++++ DATA FOR THE TASK ++++

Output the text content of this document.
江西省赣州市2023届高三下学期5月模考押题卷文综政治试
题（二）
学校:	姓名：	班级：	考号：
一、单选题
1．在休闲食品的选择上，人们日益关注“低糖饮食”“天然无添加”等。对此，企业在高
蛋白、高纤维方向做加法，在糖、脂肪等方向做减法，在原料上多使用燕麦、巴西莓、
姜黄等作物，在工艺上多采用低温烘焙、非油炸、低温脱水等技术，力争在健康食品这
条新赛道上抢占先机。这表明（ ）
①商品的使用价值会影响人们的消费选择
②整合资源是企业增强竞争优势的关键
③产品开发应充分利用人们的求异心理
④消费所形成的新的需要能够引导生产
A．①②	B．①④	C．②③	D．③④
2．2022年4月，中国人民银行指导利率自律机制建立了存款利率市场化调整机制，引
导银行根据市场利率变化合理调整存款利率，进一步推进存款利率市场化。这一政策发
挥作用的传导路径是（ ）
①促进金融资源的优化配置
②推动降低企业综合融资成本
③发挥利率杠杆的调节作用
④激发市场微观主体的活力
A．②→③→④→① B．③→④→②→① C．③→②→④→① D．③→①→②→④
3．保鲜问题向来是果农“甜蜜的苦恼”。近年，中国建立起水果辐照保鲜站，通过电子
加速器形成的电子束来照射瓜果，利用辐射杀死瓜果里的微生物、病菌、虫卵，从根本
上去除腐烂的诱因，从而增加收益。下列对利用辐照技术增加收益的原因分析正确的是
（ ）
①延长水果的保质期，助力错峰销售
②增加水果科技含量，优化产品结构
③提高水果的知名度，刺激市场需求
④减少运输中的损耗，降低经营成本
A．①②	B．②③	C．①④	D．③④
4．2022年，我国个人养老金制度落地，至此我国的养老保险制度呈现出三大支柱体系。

++++

Your task is to quote the listing above word for word.

Output the text content of this document.
江西省赣州市2023届高三下学期5月模考押题卷文综政治试
题（二）
学校:	姓名：	班级：	考号：
一、单选题
1．在休闲食品的选择上，人们日益关注“低糖饮食”“天然无添加”等。对此，企业在高
蛋白、高纤维方向做加法，在糖、脂肪等方向做减法，在原料上多使用燕麦、巴西莓、
姜黄等作物，在工艺上多采用低温烘焙、非油炸、低温脱水等技术，力争在健康食品这
条新赛道上抢占先机。这表明（ ）
①商品的使用价值会影响人们的消费选择
②整合资源是企业增强竞争优势的关键
③产品开发应充分利用人们的求异心理
④消费所形成的新的需要能够引导生产
A．①②	B．①④	C．②③	D．③④
2．2022年4月，中国人民银行指导利率自律机制建立了存款利率市场化调整机制，引
导银行根据市场利率变化合理调整存款利率，进一步推进存款利率市场化。这一政策发
挥作用的传导路径是（ ）
①促进金融资源的优化配置
②推动降低企业综合融资成本
③发挥利率杠杆的调节作用
④激发市场微观主体的活力
A．②→③→④→① B．③→④→②→① C．③→②→④→① D．③→①→②→④
3．保鲜问题向来是果农“甜蜜的苦恼”。近年，中国建立起水果辐照保鲜站，通过电子
加速器形成的电子束来照射瓜果，利用辐射杀死瓜果里的微生物、病菌、虫卵，从根本
上去除腐烂的诱因，从而增加收益。下列对利用辐照技术增加收益的原因分析正确的是
（ ）
①延长水果的保质期，助力错峰销售
②增加水果科技含量，优化产品结构
③提高水果的知名度，刺激市场需求
④减少运输中的损耗，降低经营成本
A．①②	B．②③	C．①④	D．③④
4．2022年，我国个人养老金制度落地，至此我国的养老保险制度呈现出三大支柱体系。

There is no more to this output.